» Work to be completed
Only a number is wanted. Count the lines holding the string "structure".

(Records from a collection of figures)
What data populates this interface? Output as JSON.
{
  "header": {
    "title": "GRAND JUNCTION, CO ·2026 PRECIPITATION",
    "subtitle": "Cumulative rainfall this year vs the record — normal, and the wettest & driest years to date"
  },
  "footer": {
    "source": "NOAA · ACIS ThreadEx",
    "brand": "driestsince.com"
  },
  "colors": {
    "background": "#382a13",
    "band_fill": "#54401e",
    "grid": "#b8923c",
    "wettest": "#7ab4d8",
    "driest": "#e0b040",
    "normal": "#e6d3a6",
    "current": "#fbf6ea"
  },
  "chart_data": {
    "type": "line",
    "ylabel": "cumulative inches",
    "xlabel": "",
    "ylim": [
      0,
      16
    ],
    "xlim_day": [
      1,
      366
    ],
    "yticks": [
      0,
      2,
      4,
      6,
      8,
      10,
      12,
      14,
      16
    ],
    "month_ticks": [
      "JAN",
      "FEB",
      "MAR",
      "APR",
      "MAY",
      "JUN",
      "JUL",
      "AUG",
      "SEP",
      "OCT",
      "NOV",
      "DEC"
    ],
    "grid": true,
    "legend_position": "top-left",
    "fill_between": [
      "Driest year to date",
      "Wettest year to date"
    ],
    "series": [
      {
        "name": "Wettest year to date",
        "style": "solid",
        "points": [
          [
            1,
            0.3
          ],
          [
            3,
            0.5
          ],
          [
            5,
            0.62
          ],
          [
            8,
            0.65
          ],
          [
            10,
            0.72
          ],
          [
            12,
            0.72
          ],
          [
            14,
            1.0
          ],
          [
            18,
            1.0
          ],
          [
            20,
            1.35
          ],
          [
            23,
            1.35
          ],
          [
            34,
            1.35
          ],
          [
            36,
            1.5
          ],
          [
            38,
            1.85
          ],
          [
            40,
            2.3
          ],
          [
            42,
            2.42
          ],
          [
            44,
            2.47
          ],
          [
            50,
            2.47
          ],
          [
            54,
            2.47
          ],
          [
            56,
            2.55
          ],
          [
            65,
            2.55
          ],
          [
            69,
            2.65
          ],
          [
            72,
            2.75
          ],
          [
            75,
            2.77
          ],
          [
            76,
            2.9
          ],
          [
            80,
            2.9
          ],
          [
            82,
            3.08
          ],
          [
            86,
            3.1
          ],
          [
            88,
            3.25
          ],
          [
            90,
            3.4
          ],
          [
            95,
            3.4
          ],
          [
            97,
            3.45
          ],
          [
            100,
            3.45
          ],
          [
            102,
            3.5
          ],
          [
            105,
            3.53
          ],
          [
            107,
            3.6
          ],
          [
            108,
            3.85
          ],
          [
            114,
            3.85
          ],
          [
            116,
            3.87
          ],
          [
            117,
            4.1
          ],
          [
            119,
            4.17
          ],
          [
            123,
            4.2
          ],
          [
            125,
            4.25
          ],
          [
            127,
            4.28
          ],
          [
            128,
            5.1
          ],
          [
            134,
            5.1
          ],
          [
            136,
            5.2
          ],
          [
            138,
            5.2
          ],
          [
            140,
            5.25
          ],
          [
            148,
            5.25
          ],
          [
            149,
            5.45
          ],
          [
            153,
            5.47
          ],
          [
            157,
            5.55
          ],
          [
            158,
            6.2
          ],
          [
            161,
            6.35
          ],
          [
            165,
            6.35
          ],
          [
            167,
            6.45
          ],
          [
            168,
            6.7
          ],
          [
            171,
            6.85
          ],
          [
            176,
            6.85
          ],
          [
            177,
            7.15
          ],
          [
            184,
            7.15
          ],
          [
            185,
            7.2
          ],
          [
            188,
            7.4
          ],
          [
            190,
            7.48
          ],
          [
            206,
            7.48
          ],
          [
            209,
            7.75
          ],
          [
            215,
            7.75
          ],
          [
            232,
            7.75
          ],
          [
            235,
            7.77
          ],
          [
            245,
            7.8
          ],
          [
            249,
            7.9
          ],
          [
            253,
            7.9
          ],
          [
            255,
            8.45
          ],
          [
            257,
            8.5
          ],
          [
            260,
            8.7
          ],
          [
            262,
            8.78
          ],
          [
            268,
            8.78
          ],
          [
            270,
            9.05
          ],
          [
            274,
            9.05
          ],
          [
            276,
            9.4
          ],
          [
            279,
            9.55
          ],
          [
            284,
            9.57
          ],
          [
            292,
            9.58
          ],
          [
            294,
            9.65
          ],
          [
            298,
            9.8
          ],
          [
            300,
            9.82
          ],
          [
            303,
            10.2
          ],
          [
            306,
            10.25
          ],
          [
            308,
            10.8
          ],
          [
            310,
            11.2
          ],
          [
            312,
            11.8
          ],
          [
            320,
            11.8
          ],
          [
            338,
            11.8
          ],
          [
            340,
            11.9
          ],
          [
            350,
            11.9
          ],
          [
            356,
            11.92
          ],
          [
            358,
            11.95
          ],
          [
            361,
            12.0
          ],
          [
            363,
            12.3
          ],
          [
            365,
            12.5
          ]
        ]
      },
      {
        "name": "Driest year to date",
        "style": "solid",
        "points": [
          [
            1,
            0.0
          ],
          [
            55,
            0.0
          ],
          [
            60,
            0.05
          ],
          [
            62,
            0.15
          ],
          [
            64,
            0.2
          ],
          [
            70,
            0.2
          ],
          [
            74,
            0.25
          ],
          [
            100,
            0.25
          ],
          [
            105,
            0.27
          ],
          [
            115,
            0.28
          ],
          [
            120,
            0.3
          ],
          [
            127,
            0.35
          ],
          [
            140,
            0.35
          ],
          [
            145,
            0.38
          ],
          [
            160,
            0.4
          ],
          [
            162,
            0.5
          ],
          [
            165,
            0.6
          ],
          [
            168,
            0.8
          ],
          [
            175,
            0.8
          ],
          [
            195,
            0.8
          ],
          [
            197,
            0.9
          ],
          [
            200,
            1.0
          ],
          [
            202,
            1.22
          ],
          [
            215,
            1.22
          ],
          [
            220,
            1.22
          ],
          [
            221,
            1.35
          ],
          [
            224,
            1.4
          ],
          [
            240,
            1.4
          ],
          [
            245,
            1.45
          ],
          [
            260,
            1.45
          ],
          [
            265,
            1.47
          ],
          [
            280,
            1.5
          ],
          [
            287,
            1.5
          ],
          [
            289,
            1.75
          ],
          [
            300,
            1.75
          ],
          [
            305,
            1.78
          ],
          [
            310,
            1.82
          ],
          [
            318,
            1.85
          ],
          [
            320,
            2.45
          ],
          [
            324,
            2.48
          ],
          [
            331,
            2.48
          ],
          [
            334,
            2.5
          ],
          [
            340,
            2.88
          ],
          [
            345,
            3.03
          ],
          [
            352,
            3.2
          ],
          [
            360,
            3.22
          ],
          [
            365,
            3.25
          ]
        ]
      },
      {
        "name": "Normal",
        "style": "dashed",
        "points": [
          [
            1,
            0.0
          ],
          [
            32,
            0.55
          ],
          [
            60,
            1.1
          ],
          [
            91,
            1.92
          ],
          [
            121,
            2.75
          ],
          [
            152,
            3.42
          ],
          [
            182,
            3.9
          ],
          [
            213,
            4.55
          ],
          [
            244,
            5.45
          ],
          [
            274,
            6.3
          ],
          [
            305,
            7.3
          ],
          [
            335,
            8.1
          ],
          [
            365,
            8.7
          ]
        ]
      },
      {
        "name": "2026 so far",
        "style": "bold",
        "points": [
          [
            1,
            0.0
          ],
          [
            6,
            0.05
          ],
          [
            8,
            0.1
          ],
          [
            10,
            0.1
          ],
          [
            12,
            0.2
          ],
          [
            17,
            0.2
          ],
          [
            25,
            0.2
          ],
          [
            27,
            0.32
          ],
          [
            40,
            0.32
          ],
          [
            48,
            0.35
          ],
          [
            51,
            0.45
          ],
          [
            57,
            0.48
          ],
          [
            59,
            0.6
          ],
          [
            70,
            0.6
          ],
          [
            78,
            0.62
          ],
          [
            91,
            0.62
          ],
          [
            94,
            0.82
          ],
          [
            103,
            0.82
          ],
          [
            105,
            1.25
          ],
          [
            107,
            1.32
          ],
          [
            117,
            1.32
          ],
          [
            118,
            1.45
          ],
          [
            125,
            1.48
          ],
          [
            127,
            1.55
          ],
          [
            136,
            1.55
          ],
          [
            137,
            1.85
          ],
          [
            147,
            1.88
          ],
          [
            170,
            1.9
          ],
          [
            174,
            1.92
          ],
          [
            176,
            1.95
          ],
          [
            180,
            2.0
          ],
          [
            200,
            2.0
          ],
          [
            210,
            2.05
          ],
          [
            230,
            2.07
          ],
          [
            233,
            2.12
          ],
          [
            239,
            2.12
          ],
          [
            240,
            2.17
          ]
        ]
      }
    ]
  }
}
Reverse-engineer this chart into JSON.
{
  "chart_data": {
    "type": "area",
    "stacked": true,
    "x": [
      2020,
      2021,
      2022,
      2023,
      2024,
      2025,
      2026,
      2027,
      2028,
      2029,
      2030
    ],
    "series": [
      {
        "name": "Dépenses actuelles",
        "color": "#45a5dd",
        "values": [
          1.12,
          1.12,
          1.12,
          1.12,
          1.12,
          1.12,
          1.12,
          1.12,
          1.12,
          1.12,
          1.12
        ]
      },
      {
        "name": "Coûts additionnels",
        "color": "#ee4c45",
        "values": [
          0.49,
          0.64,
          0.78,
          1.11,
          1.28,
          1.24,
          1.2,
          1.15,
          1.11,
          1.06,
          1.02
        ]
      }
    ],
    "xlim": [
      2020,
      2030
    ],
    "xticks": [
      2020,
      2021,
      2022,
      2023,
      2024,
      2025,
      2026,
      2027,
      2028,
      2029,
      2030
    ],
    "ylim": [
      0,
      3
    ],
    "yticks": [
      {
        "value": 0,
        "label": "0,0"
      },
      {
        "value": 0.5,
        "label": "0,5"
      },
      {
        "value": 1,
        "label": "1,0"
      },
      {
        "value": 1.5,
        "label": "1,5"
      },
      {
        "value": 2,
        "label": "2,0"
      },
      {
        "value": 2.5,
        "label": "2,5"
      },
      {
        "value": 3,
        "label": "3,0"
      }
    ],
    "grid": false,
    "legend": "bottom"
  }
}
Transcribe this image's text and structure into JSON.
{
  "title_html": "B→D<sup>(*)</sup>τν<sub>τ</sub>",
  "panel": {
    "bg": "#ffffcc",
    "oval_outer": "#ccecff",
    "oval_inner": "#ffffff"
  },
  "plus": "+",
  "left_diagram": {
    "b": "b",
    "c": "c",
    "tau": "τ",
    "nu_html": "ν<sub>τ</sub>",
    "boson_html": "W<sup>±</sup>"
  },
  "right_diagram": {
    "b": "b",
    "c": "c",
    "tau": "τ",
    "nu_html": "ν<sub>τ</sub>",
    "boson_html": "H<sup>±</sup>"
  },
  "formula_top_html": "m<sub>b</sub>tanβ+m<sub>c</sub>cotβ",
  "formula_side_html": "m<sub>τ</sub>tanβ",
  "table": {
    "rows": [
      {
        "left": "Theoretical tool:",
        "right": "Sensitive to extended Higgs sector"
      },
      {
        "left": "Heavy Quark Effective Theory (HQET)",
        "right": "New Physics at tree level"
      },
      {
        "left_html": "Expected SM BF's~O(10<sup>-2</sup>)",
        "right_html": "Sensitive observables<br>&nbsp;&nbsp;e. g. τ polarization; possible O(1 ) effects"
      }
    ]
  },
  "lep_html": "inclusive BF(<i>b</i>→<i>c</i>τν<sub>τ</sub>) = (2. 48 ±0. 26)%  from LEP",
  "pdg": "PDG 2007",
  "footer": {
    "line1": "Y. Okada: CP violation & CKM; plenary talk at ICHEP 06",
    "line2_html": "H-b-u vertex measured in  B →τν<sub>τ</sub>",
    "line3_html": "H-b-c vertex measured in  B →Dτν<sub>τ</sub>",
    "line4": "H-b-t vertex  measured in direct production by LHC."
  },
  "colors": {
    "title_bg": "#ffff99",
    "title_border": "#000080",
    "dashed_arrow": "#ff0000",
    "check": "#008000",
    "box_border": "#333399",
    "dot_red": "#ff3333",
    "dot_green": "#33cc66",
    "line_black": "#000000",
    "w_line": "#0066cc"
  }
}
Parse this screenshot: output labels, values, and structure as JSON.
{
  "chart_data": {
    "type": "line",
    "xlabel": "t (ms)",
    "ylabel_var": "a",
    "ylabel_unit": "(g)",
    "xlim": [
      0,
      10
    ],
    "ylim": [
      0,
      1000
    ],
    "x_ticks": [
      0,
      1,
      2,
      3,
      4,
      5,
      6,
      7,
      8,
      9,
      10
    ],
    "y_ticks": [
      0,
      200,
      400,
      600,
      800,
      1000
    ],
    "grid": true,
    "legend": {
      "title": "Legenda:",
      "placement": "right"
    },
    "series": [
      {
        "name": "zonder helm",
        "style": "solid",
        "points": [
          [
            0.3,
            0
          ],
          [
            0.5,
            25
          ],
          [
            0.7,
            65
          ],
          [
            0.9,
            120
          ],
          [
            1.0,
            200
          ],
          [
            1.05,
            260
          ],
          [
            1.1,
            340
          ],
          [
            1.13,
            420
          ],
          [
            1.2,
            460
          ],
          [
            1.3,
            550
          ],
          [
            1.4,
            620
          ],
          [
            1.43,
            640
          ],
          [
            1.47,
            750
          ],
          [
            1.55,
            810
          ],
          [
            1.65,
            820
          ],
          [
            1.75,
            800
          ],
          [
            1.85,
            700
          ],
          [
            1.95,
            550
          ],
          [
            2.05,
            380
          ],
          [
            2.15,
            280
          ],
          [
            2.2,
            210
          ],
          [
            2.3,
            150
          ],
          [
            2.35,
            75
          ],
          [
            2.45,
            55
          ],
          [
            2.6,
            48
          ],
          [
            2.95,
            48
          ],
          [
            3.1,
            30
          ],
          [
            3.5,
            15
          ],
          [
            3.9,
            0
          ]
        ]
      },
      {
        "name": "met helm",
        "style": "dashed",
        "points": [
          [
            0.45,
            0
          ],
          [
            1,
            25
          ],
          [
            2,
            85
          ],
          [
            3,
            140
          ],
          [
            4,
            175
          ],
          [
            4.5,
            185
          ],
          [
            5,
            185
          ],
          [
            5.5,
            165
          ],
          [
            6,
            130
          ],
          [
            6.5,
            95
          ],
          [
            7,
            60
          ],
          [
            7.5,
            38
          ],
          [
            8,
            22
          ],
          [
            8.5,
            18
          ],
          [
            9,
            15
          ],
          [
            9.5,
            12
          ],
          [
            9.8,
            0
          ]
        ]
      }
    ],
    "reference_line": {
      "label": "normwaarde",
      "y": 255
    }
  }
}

» Correct result
2